-- Task goal --
Out of all the lines below, count those with the word "title". Give the number only.
= = =
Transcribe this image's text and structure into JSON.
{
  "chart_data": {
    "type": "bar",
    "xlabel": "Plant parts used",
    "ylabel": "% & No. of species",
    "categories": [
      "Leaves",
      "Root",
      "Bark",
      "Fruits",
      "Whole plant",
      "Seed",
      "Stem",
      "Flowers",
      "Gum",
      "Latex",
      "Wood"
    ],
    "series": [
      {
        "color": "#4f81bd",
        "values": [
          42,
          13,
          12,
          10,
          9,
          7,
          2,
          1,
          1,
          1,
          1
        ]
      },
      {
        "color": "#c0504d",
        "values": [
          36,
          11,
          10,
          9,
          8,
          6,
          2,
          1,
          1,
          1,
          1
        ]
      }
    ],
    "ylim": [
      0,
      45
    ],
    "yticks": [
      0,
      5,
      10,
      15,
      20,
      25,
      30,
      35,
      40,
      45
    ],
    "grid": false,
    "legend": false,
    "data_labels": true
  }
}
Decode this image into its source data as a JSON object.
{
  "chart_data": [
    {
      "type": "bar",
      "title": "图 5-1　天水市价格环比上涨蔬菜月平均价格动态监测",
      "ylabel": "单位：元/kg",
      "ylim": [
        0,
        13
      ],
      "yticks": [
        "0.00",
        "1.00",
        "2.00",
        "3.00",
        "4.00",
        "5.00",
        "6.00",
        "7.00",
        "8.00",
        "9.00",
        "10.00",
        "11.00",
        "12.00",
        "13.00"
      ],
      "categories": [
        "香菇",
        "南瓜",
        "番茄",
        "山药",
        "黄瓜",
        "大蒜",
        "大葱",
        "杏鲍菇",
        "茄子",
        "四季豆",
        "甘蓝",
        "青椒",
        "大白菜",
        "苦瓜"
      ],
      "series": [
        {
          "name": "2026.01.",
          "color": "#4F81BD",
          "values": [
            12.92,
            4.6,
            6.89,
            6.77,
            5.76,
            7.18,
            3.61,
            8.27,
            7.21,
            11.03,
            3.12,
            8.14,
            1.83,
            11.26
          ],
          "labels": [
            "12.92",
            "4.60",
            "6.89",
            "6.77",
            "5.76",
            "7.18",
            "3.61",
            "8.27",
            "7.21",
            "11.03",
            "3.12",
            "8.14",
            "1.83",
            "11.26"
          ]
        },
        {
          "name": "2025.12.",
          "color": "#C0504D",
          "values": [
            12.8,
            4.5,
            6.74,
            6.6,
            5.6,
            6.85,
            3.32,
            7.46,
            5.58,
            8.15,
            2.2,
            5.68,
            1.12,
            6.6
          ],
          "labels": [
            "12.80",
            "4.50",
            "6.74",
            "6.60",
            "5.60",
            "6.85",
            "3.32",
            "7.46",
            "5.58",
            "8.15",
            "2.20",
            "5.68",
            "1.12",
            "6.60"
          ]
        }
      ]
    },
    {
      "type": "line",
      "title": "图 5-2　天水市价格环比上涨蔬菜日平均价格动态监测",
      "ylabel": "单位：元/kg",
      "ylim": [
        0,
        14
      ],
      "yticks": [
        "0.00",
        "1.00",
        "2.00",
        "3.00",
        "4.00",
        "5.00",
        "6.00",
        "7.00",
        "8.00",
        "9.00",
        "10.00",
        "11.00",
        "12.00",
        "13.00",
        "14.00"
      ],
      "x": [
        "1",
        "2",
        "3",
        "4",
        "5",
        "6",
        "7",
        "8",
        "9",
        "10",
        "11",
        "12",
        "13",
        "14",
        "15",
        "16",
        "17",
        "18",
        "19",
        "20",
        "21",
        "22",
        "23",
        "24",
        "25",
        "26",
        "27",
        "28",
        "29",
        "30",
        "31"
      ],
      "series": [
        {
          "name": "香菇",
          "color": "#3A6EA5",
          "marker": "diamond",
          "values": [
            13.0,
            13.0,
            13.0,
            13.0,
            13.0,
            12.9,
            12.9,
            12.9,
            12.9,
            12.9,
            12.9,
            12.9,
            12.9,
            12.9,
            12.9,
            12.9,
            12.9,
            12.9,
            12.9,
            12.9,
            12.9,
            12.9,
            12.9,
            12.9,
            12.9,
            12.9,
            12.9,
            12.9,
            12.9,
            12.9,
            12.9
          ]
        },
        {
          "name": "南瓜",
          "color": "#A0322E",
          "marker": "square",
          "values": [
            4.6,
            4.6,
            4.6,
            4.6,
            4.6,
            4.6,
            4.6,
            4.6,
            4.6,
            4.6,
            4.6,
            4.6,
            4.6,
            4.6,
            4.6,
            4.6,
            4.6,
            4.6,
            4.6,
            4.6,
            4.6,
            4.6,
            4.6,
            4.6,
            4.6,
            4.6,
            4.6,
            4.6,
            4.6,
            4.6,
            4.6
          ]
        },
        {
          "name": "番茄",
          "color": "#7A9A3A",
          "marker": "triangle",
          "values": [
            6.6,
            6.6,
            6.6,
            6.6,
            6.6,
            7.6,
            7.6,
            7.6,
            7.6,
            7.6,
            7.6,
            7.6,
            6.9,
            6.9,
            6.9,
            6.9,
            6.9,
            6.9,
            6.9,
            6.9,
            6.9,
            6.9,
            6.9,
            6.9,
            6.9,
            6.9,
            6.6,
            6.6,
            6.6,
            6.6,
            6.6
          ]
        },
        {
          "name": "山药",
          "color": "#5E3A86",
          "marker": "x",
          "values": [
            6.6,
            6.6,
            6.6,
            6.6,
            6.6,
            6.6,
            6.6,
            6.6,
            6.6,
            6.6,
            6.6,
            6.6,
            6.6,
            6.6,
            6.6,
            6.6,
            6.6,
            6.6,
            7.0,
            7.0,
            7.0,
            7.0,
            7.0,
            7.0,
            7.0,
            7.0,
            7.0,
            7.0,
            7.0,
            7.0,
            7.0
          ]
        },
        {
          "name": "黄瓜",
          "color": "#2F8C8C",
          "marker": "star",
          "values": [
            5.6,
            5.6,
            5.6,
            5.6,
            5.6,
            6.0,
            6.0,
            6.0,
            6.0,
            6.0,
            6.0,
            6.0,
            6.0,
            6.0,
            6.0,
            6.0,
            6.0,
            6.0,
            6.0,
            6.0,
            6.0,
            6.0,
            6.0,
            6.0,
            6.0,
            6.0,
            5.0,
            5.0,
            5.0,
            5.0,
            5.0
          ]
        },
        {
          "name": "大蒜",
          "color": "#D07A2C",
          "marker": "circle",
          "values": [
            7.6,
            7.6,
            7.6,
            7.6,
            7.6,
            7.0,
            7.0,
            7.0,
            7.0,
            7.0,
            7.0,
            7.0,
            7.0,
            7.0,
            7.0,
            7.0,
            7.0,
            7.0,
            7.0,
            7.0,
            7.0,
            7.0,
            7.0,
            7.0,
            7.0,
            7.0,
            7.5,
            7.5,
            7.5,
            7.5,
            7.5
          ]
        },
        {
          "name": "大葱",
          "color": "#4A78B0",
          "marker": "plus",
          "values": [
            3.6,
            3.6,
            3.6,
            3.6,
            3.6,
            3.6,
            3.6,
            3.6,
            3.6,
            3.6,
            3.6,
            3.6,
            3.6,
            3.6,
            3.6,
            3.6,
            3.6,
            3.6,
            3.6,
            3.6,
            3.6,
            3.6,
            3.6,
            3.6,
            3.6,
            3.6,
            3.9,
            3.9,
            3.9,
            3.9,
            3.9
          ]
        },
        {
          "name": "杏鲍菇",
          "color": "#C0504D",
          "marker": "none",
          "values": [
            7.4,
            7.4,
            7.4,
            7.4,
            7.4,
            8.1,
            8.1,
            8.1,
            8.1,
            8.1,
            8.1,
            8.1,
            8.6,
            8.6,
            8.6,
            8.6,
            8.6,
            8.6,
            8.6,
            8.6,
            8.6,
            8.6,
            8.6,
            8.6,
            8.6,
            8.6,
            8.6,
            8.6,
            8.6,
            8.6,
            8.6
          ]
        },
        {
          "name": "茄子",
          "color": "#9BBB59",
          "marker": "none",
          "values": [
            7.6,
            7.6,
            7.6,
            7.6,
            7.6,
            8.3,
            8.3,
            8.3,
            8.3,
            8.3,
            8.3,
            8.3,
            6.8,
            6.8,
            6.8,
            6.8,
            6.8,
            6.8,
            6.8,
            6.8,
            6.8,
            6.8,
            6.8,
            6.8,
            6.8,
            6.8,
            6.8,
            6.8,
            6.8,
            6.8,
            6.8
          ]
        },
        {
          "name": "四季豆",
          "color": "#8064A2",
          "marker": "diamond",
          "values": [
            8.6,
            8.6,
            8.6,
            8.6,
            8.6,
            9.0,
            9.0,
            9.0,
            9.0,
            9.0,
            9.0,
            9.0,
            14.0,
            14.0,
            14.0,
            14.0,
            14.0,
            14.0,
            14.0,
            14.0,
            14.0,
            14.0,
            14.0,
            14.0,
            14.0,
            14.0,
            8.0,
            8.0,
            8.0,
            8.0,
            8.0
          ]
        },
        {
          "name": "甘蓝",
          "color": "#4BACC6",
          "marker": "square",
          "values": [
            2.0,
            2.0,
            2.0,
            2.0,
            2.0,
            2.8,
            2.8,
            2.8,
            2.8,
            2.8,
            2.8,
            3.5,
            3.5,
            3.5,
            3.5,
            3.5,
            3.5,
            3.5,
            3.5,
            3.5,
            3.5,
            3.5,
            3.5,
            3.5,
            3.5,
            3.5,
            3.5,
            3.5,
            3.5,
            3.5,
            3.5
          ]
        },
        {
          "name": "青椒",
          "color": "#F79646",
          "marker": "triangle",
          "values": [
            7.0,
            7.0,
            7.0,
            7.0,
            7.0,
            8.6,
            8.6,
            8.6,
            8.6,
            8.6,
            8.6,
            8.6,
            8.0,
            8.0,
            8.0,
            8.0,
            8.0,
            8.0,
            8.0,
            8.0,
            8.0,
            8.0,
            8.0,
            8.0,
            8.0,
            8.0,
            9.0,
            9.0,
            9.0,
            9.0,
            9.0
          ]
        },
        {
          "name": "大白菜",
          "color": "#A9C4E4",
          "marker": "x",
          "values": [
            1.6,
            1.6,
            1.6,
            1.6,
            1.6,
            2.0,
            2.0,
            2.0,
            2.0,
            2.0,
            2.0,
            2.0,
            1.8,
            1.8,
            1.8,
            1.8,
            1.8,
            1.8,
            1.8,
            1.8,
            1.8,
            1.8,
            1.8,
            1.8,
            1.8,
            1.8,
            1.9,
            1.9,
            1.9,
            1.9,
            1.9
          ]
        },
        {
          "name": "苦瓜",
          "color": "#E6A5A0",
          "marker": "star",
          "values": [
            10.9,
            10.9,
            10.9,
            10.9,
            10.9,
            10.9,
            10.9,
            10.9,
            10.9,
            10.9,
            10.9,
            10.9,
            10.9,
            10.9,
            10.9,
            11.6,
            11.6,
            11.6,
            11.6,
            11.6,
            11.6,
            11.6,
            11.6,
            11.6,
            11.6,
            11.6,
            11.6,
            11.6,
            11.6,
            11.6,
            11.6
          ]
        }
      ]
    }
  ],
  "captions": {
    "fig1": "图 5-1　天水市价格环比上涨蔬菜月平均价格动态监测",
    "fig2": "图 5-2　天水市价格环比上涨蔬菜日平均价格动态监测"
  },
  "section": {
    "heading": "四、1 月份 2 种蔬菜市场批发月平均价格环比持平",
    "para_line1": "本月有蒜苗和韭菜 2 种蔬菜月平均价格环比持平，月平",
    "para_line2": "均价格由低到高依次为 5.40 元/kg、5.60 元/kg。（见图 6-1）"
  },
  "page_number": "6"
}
= = =
-- Result --
2